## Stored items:
::::::

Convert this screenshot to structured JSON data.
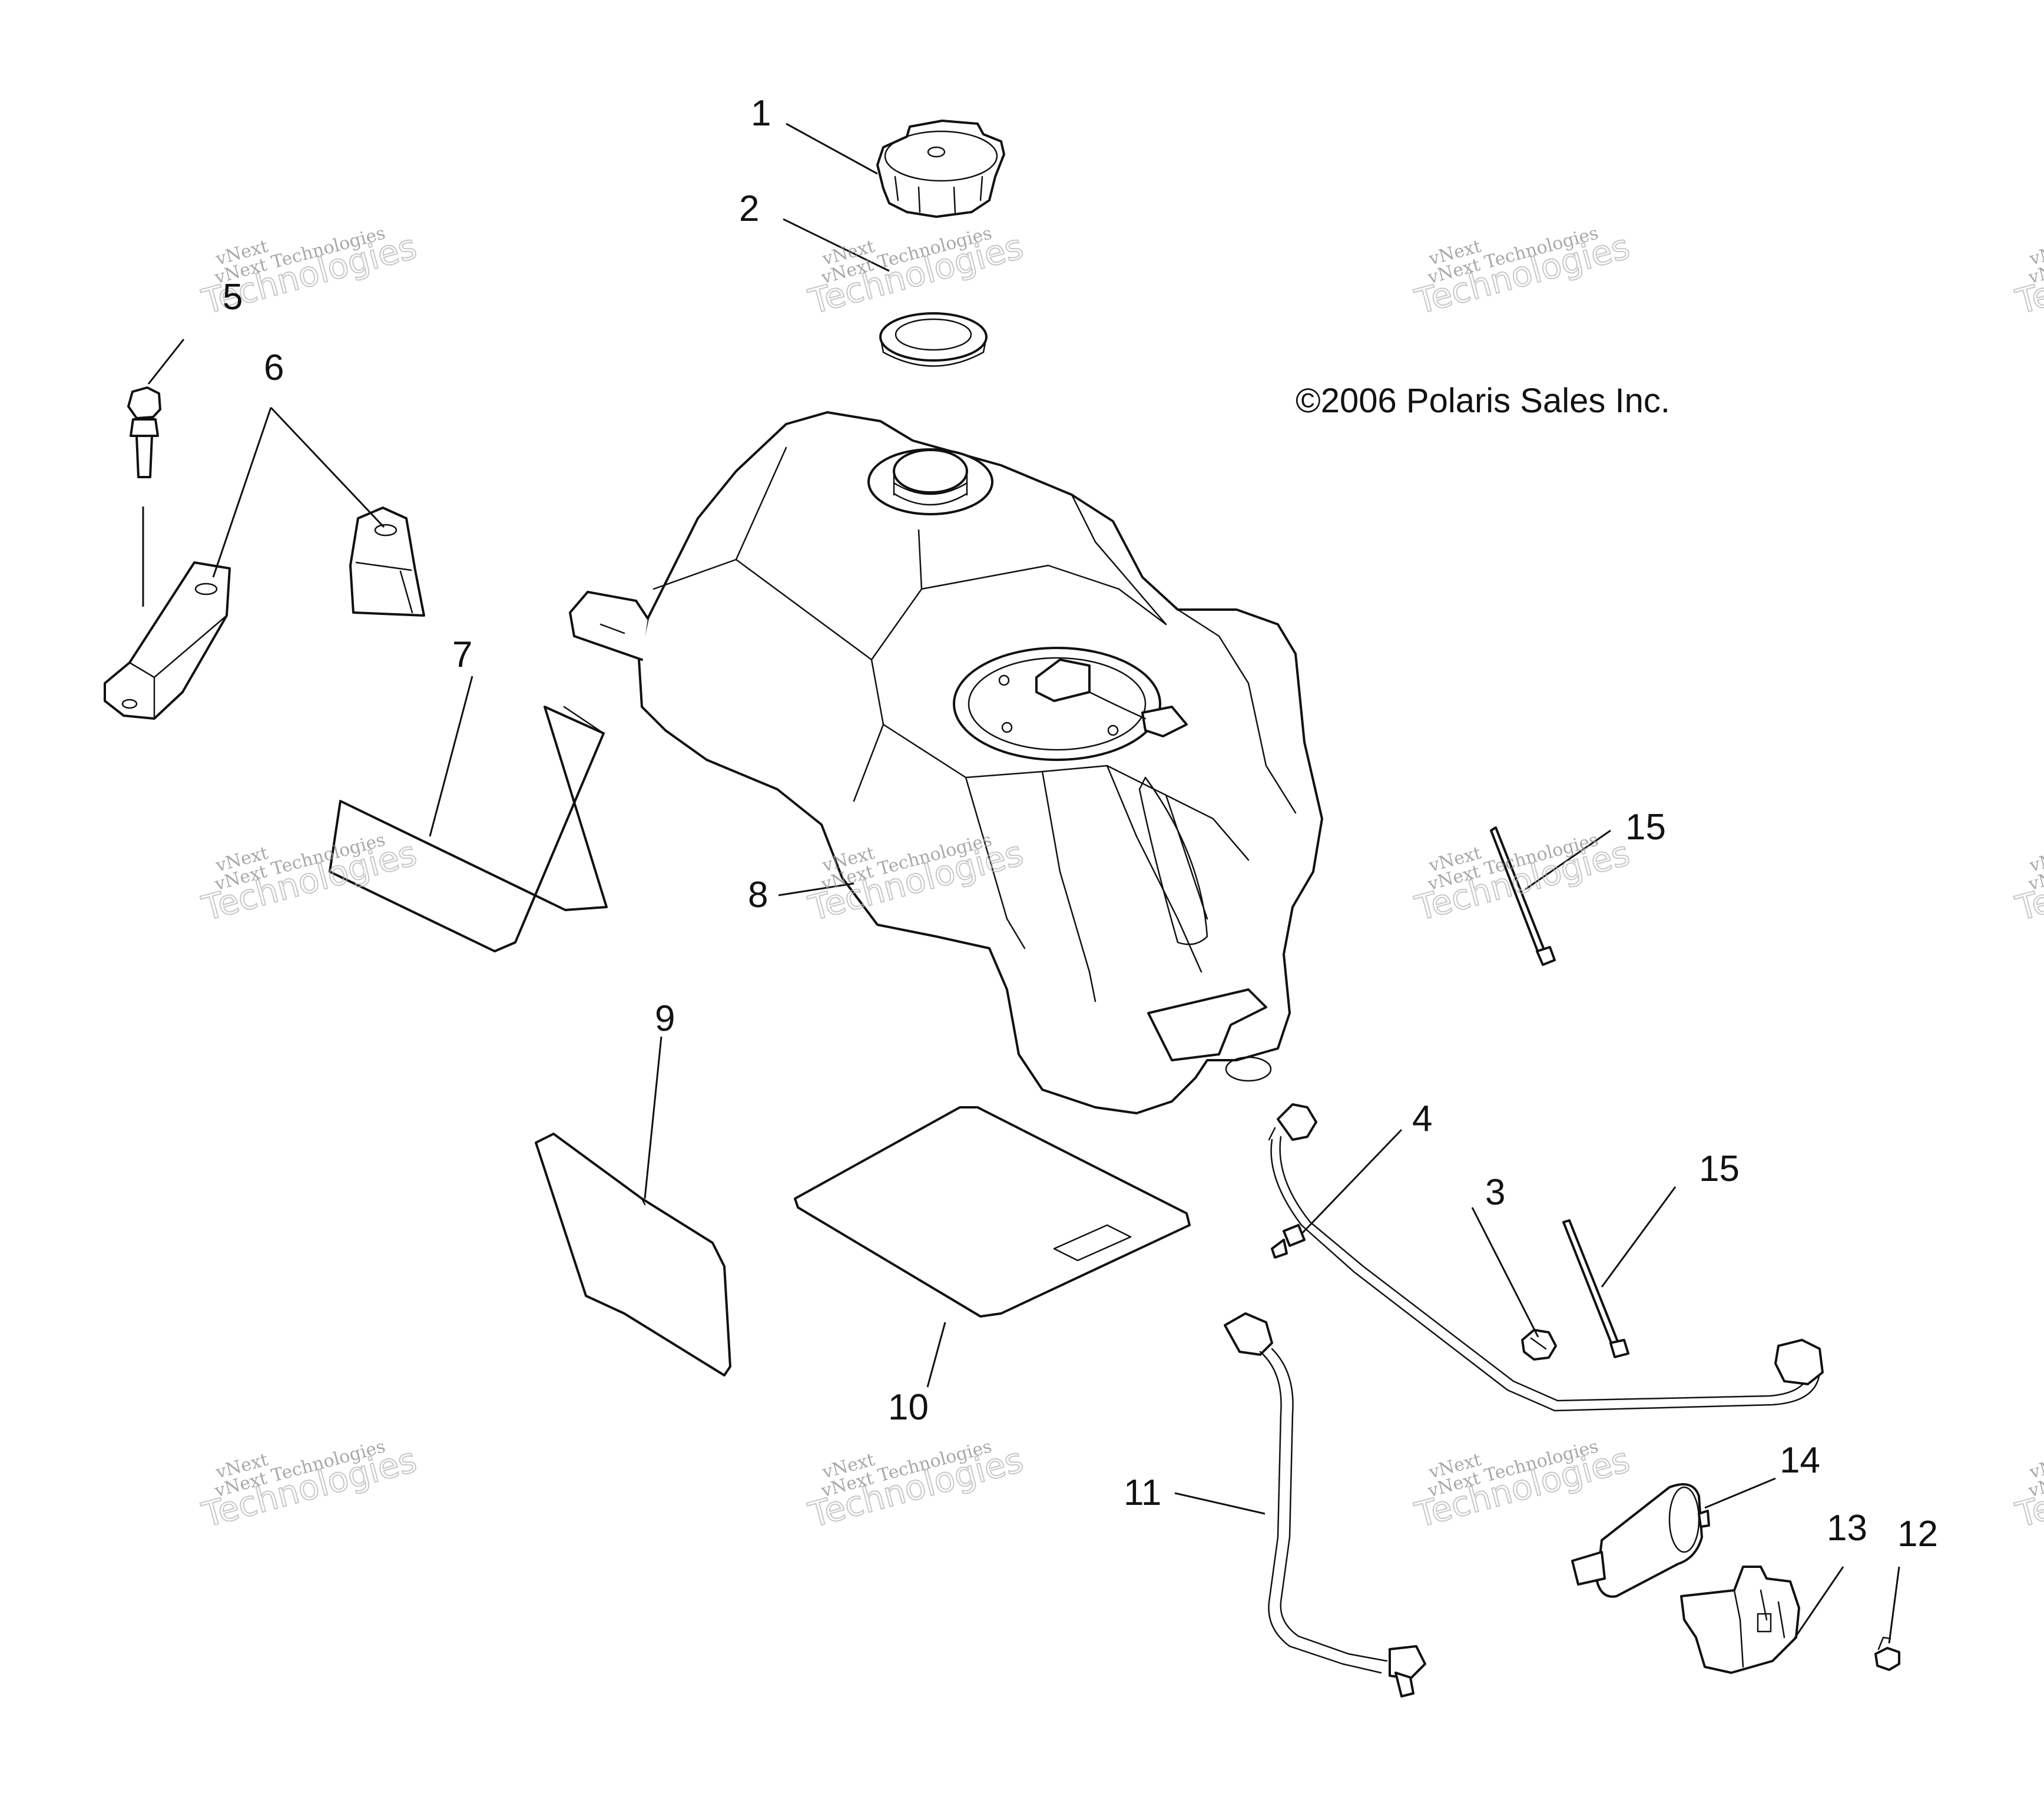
{
  "diagram": {
    "copyright": "©2006 Polaris Sales Inc.",
    "watermark": {
      "line1": "vNext",
      "line2": "vNext Technologies",
      "line3": "Technologies"
    },
    "callouts": [
      {
        "id": "c1",
        "label": "1"
      },
      {
        "id": "c2",
        "label": "2"
      },
      {
        "id": "c3",
        "label": "3"
      },
      {
        "id": "c4",
        "label": "4"
      },
      {
        "id": "c5",
        "label": "5"
      },
      {
        "id": "c6",
        "label": "6"
      },
      {
        "id": "c7",
        "label": "7"
      },
      {
        "id": "c8",
        "label": "8"
      },
      {
        "id": "c9",
        "label": "9"
      },
      {
        "id": "c10",
        "label": "10"
      },
      {
        "id": "c11",
        "label": "11"
      },
      {
        "id": "c12",
        "label": "12"
      },
      {
        "id": "c13",
        "label": "13"
      },
      {
        "id": "c14",
        "label": "14"
      },
      {
        "id": "c15a",
        "label": "15"
      },
      {
        "id": "c15b",
        "label": "15"
      }
    ]
  }
}
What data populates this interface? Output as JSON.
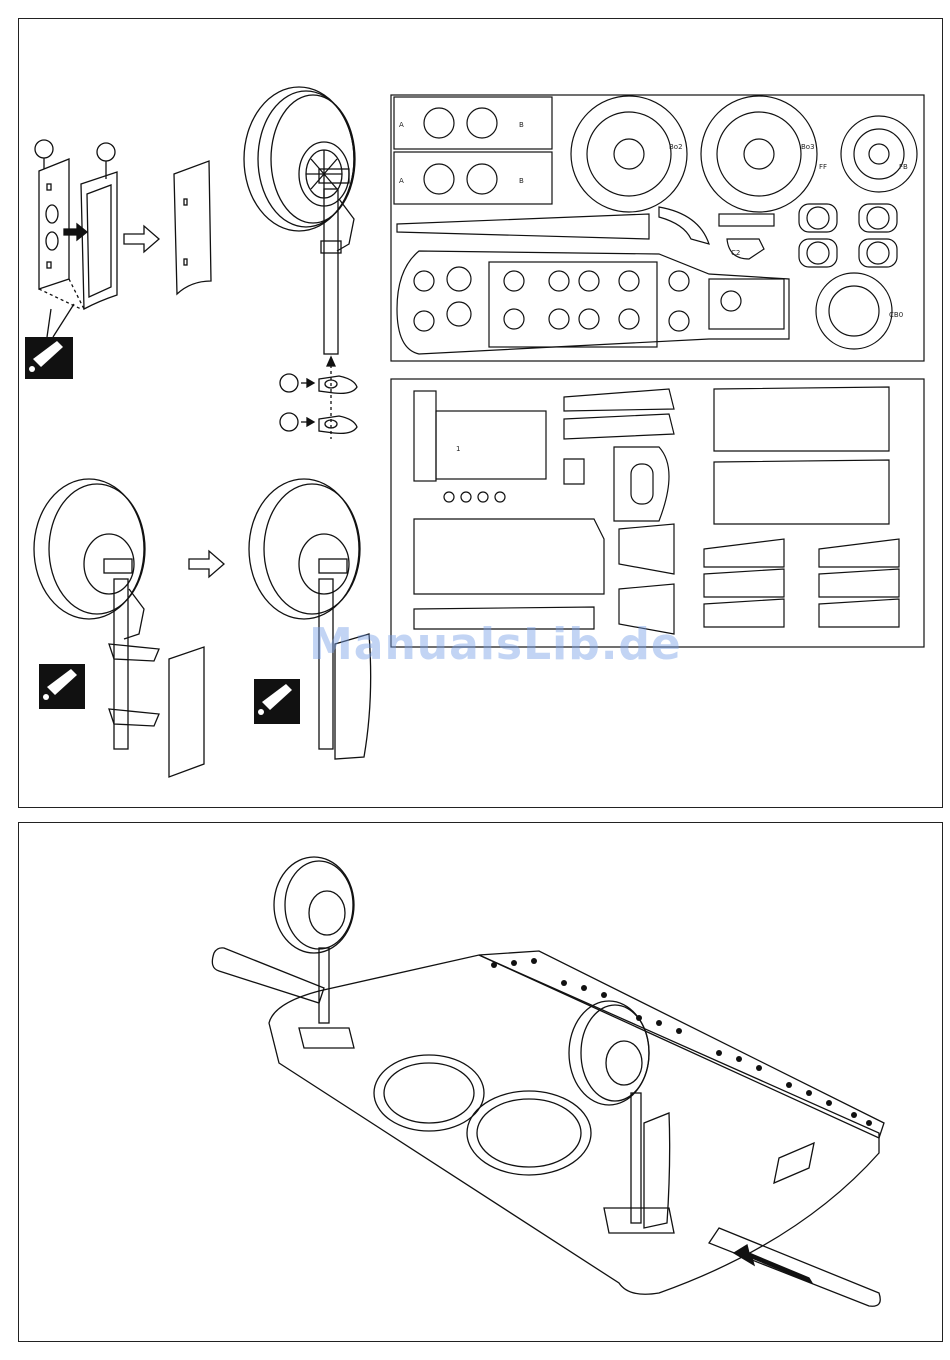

::::::

## Task:
Skip the pictures and transcribe the rest of the records exactly.

## Full response:
Convert this screenshot to structured JSON data.
{
  "diagram": {
    "copyright": "©2006 Polaris Sales Inc.",
    "watermark": {
      "line1": "vNext",
      "line2": "vNext Technologies",
      "line3": "Technologies"
    },
    "callouts": [
      {
        "id": "c1",
        "label": "1"
      },
      {
        "id": "c2",
        "label": "2"
      },
      {
        "id": "c3",
        "label": "3"
      },
      {
        "id": "c4",
        "label": "4"
      },
      {
        "id": "c5",
        "label": "5"
      },
      {
        "id": "c6",
        "label": "6"
      },
      {
        "id": "c7",
        "label": "7"
      },
      {
        "id": "c8",
        "label": "8"
      },
      {
        "id": "c9",
        "label": "9"
      },
      {
        "id": "c10",
        "label": "10"
      },
      {
        "id": "c11",
        "label": "11"
      },
      {
        "id": "c12",
        "label": "12"
      },
      {
        "id": "c13",
        "label": "13"
      },
      {
        "id": "c14",
        "label": "14"
      },
      {
        "id": "c15a",
        "label": "15"
      },
      {
        "id": "c15b",
        "label": "15"
      }
    ]
  }
}
What data populates this interface? Output as JSON.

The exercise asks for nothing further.